--- RECORDS PROVIDED ---

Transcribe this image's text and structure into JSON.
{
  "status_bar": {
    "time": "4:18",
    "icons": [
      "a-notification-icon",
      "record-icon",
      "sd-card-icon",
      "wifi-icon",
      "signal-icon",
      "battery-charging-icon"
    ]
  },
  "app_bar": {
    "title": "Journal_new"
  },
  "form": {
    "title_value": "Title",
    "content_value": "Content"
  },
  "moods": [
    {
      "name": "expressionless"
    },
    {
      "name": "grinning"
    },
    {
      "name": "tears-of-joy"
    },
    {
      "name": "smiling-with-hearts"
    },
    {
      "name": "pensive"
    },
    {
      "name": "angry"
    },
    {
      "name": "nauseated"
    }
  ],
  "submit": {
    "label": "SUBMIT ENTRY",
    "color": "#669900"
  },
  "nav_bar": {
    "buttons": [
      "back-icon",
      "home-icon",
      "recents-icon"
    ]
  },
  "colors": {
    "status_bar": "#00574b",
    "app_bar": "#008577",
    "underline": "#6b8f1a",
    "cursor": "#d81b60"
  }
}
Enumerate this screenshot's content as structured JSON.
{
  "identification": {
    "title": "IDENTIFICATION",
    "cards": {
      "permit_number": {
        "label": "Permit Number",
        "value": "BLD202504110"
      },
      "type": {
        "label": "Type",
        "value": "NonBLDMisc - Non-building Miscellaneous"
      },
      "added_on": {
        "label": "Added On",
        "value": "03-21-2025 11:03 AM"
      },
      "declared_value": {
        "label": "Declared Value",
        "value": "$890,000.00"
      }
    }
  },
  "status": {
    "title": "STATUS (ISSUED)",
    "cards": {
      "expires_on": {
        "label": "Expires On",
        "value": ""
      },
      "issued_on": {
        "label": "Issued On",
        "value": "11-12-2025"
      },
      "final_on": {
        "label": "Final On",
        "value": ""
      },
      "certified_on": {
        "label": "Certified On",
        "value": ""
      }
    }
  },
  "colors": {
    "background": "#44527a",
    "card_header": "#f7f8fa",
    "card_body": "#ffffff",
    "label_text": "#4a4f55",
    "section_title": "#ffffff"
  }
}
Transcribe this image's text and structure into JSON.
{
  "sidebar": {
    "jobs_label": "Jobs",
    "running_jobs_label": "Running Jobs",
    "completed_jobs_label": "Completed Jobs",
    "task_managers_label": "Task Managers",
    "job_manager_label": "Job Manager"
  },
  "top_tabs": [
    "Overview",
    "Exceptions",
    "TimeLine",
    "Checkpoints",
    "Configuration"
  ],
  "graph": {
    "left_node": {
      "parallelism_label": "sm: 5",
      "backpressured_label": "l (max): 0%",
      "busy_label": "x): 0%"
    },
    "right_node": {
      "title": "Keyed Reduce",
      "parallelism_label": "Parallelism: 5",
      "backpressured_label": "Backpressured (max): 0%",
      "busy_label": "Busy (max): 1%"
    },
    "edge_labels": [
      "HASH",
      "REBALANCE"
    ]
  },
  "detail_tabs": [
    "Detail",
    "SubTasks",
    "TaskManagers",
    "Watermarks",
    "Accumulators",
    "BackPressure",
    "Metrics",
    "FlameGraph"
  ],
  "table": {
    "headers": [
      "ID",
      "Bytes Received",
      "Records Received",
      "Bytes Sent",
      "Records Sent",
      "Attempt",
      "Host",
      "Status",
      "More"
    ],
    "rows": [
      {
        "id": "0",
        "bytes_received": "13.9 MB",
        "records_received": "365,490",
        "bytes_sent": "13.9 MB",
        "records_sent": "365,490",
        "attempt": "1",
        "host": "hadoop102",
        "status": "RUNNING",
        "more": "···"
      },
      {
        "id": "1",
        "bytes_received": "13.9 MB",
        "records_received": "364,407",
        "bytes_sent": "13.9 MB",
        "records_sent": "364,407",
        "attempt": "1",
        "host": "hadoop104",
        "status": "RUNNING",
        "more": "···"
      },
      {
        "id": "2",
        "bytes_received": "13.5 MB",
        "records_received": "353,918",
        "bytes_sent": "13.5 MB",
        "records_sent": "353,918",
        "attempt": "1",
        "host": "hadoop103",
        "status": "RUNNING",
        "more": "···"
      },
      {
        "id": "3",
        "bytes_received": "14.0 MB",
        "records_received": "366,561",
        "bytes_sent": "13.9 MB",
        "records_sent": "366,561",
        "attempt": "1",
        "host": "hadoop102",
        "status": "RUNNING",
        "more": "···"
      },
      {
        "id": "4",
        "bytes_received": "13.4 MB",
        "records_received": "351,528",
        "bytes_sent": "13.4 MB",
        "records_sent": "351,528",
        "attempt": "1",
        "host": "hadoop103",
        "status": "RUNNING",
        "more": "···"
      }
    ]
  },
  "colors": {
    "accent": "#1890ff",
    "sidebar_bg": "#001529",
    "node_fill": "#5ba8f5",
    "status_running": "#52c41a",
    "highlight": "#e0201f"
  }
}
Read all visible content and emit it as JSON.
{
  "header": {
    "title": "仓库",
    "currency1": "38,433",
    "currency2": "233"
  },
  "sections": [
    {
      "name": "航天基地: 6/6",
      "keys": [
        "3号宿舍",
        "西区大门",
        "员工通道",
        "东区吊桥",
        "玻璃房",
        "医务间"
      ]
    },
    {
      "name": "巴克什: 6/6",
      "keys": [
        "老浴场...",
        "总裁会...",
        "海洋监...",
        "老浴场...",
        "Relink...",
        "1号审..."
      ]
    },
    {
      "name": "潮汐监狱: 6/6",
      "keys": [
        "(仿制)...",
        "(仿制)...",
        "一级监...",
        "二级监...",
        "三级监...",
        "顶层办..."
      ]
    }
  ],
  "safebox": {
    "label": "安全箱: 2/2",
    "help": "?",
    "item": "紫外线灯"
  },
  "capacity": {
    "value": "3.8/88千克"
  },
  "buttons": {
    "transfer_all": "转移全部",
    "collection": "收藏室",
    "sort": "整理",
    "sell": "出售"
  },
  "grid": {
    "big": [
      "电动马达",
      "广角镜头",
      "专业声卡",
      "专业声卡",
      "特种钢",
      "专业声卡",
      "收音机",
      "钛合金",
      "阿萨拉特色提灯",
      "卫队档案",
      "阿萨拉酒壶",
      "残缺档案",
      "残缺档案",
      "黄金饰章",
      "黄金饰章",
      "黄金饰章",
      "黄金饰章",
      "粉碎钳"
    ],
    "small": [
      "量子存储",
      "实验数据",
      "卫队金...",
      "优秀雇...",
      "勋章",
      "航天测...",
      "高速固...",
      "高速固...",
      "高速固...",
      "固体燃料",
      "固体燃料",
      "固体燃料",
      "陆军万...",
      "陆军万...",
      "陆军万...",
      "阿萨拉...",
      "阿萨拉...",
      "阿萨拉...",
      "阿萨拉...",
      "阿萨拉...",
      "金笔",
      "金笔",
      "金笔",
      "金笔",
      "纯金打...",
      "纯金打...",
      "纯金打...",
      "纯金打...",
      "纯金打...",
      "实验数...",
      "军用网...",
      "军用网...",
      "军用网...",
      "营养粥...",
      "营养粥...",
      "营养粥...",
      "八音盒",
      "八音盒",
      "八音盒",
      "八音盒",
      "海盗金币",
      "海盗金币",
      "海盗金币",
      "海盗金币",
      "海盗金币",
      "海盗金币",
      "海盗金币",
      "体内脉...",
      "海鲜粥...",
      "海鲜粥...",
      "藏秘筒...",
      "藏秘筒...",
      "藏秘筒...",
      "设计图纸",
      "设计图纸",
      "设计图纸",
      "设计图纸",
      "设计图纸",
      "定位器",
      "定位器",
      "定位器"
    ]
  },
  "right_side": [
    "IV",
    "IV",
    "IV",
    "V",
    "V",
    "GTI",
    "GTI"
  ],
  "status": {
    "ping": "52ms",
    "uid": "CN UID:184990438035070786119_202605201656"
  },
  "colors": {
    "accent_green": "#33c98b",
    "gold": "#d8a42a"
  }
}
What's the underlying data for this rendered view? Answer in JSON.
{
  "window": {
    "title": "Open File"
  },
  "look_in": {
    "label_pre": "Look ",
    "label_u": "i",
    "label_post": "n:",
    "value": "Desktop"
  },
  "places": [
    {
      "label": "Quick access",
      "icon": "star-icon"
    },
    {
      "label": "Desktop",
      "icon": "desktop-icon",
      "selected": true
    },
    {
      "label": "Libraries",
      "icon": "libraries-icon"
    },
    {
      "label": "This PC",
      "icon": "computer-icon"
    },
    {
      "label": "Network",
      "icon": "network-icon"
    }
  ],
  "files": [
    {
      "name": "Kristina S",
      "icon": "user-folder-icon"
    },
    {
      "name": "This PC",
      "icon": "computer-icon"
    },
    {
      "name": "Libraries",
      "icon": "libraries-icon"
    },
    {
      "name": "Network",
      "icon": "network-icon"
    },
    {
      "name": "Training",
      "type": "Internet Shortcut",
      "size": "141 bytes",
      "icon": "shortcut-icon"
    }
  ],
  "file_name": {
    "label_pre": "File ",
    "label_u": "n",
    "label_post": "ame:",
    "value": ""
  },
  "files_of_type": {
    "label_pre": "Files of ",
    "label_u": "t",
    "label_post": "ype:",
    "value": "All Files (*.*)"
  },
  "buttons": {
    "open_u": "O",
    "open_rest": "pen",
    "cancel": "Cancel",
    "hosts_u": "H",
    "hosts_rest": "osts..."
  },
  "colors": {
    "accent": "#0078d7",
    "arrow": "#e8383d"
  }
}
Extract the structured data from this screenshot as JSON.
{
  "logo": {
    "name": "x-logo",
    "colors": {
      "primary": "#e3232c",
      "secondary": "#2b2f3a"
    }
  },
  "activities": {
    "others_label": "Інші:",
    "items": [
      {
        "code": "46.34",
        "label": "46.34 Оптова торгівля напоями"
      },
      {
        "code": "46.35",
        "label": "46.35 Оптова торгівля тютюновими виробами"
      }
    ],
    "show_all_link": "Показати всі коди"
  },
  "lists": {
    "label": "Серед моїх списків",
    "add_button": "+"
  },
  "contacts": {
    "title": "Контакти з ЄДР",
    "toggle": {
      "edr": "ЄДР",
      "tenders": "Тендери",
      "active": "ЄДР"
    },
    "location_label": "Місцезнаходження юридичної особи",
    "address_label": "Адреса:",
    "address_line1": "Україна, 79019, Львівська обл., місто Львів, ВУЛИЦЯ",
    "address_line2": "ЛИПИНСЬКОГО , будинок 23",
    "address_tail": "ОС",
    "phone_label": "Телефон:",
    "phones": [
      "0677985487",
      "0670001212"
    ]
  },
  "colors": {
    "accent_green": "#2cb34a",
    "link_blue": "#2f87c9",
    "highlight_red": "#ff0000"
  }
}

---

Scan the material above for the string "screenshot" and report each line where you find it.

**ANSWER BELOW**:
Enumerate this screenshot's content as structured JSON.
Extract the structured data from this screenshot as JSON.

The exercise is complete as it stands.